Exercise inputs start
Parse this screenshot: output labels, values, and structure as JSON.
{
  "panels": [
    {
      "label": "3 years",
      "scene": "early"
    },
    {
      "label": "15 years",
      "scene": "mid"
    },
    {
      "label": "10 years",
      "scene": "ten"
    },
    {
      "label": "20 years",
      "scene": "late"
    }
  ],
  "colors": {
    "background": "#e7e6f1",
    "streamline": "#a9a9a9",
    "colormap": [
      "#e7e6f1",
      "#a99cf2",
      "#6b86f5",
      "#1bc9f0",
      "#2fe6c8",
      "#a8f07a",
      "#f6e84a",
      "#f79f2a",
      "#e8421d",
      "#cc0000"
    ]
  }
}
Exercise inputs end
**Given task:** Print all the data exactly.

**Solution to the exercise:**
Parse this screenshot: output labels, values, and structure as JSON.
{
  "panels": [
    {
      "label": "3 years",
      "scene": "early"
    },
    {
      "label": "15 years",
      "scene": "mid"
    },
    {
      "label": "10 years",
      "scene": "ten"
    },
    {
      "label": "20 years",
      "scene": "late"
    }
  ],
  "colors": {
    "background": "#e7e6f1",
    "streamline": "#a9a9a9",
    "colormap": [
      "#e7e6f1",
      "#a99cf2",
      "#6b86f5",
      "#1bc9f0",
      "#2fe6c8",
      "#a8f07a",
      "#f6e84a",
      "#f79f2a",
      "#e8421d",
      "#cc0000"
    ]
  }
}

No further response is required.